## Stored dataset items
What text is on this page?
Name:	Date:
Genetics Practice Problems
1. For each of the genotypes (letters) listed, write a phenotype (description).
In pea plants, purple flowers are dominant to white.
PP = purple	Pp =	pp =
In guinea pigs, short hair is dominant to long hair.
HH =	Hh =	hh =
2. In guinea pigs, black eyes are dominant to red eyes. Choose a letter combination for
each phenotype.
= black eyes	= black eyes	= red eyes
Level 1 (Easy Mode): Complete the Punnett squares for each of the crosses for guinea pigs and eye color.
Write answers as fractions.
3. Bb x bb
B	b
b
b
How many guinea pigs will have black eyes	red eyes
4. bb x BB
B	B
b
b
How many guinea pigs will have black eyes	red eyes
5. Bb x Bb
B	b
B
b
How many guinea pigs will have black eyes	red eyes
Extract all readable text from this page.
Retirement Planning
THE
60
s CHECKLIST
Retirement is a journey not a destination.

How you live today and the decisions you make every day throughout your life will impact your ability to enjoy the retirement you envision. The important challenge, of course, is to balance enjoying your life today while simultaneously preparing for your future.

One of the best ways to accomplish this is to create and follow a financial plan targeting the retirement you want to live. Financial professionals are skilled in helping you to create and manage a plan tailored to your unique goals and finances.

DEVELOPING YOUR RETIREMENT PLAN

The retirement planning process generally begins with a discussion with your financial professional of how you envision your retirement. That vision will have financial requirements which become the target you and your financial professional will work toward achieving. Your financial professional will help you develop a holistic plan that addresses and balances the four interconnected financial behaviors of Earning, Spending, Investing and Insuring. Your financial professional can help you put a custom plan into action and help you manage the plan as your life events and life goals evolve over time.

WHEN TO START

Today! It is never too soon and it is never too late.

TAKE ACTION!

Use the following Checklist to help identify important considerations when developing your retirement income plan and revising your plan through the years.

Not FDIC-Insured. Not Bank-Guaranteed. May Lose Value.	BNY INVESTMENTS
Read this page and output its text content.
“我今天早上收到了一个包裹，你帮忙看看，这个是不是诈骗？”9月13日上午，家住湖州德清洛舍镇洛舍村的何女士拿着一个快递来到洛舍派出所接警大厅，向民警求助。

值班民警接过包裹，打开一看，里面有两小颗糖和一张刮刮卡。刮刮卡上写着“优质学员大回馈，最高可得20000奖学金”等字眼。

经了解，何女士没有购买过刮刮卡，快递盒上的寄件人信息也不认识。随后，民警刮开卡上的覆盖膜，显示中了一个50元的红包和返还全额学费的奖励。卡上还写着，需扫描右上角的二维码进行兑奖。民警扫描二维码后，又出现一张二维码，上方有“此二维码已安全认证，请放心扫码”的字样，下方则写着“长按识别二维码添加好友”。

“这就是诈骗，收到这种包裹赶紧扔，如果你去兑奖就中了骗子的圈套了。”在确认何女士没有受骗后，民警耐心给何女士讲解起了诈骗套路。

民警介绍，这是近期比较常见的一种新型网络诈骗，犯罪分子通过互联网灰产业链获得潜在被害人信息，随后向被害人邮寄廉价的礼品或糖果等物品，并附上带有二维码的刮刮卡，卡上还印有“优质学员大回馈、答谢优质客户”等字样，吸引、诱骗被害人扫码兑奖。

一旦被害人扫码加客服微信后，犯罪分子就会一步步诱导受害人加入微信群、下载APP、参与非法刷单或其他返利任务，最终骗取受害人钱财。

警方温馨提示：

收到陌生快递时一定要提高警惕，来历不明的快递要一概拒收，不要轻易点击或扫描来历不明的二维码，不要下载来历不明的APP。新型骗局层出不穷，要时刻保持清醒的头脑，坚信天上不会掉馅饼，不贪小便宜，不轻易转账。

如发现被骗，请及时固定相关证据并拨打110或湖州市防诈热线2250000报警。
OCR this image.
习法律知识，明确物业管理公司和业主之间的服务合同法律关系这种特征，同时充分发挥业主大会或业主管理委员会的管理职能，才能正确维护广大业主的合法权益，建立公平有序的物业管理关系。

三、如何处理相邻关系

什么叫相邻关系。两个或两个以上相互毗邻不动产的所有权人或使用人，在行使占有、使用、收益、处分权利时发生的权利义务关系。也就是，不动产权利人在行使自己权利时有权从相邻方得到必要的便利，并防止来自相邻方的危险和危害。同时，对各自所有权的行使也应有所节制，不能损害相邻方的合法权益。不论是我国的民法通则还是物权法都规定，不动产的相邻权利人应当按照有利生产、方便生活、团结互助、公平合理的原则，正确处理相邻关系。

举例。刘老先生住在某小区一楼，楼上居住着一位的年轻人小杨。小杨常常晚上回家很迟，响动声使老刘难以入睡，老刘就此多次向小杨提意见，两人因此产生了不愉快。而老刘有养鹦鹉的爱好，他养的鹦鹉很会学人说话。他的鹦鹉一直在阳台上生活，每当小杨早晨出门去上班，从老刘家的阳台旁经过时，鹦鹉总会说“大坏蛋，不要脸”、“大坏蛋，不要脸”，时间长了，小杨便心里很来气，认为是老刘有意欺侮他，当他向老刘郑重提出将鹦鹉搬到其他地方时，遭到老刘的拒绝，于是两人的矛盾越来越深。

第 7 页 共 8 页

## Brief
Reproduce the entries above exactly.

## Final result
What text is on this page?
Name:	Date:
Genetics Practice Problems
1. For each of the genotypes (letters) listed, write a phenotype (description).
In pea plants, purple flowers are dominant to white.
PP = purple	Pp =	pp =
In guinea pigs, short hair is dominant to long hair.
HH =	Hh =	hh =
2. In guinea pigs, black eyes are dominant to red eyes. Choose a letter combination for
each phenotype.
= black eyes	= black eyes	= red eyes
Level 1 (Easy Mode): Complete the Punnett squares for each of the crosses for guinea pigs and eye color.
Write answers as fractions.
3. Bb x bb
B	b
b
b
How many guinea pigs will have black eyes	red eyes
4. bb x BB
B	B
b
b
How many guinea pigs will have black eyes	red eyes
5. Bb x Bb
B	b
B
b
How many guinea pigs will have black eyes	red eyes
Extract all readable text from this page.
Retirement Planning
THE
60
s CHECKLIST
Retirement is a journey not a destination.

How you live today and the decisions you make every day throughout your life will impact your ability to enjoy the retirement you envision. The important challenge, of course, is to balance enjoying your life today while simultaneously preparing for your future.

One of the best ways to accomplish this is to create and follow a financial plan targeting the retirement you want to live. Financial professionals are skilled in helping you to create and manage a plan tailored to your unique goals and finances.

DEVELOPING YOUR RETIREMENT PLAN

The retirement planning process generally begins with a discussion with your financial professional of how you envision your retirement. That vision will have financial requirements which become the target you and your financial professional will work toward achieving. Your financial professional will help you develop a holistic plan that addresses and balances the four interconnected financial behaviors of Earning, Spending, Investing and Insuring. Your financial professional can help you put a custom plan into action and help you manage the plan as your life events and life goals evolve over time.

WHEN TO START

Today! It is never too soon and it is never too late.

TAKE ACTION!

Use the following Checklist to help identify important considerations when developing your retirement income plan and revising your plan through the years.

Not FDIC-Insured. Not Bank-Guaranteed. May Lose Value.	BNY INVESTMENTS
Read this page and output its text content.
“我今天早上收到了一个包裹，你帮忙看看，这个是不是诈骗？”9月13日上午，家住湖州德清洛舍镇洛舍村的何女士拿着一个快递来到洛舍派出所接警大厅，向民警求助。

值班民警接过包裹，打开一看，里面有两小颗糖和一张刮刮卡。刮刮卡上写着“优质学员大回馈，最高可得20000奖学金”等字眼。

经了解，何女士没有购买过刮刮卡，快递盒上的寄件人信息也不认识。随后，民警刮开卡上的覆盖膜，显示中了一个50元的红包和返还全额学费的奖励。卡上还写着，需扫描右上角的二维码进行兑奖。民警扫描二维码后，又出现一张二维码，上方有“此二维码已安全认证，请放心扫码”的字样，下方则写着“长按识别二维码添加好友”。

“这就是诈骗，收到这种包裹赶紧扔，如果你去兑奖就中了骗子的圈套了。”在确认何女士没有受骗后，民警耐心给何女士讲解起了诈骗套路。

民警介绍，这是近期比较常见的一种新型网络诈骗，犯罪分子通过互联网灰产业链获得潜在被害人信息，随后向被害人邮寄廉价的礼品或糖果等物品，并附上带有二维码的刮刮卡，卡上还印有“优质学员大回馈、答谢优质客户”等字样，吸引、诱骗被害人扫码兑奖。

一旦被害人扫码加客服微信后，犯罪分子就会一步步诱导受害人加入微信群、下载APP、参与非法刷单或其他返利任务，最终骗取受害人钱财。

警方温馨提示：

收到陌生快递时一定要提高警惕，来历不明的快递要一概拒收，不要轻易点击或扫描来历不明的二维码，不要下载来历不明的APP。新型骗局层出不穷，要时刻保持清醒的头脑，坚信天上不会掉馅饼，不贪小便宜，不轻易转账。

如发现被骗，请及时固定相关证据并拨打110或湖州市防诈热线2250000报警。
OCR this image.
习法律知识，明确物业管理公司和业主之间的服务合同法律关系这种特征，同时充分发挥业主大会或业主管理委员会的管理职能，才能正确维护广大业主的合法权益，建立公平有序的物业管理关系。

三、如何处理相邻关系

什么叫相邻关系。两个或两个以上相互毗邻不动产的所有权人或使用人，在行使占有、使用、收益、处分权利时发生的权利义务关系。也就是，不动产权利人在行使自己权利时有权从相邻方得到必要的便利，并防止来自相邻方的危险和危害。同时，对各自所有权的行使也应有所节制，不能损害相邻方的合法权益。不论是我国的民法通则还是物权法都规定，不动产的相邻权利人应当按照有利生产、方便生活、团结互助、公平合理的原则，正确处理相邻关系。

举例。刘老先生住在某小区一楼，楼上居住着一位的年轻人小杨。小杨常常晚上回家很迟，响动声使老刘难以入睡，老刘就此多次向小杨提意见，两人因此产生了不愉快。而老刘有养鹦鹉的爱好，他养的鹦鹉很会学人说话。他的鹦鹉一直在阳台上生活，每当小杨早晨出门去上班，从老刘家的阳台旁经过时，鹦鹉总会说“大坏蛋，不要脸”、“大坏蛋，不要脸”，时间长了，小杨便心里很来气，认为是老刘有意欺侮他，当他向老刘郑重提出将鹦鹉搬到其他地方时，遭到老刘的拒绝，于是两人的矛盾越来越深。

第 7 页 共 8 页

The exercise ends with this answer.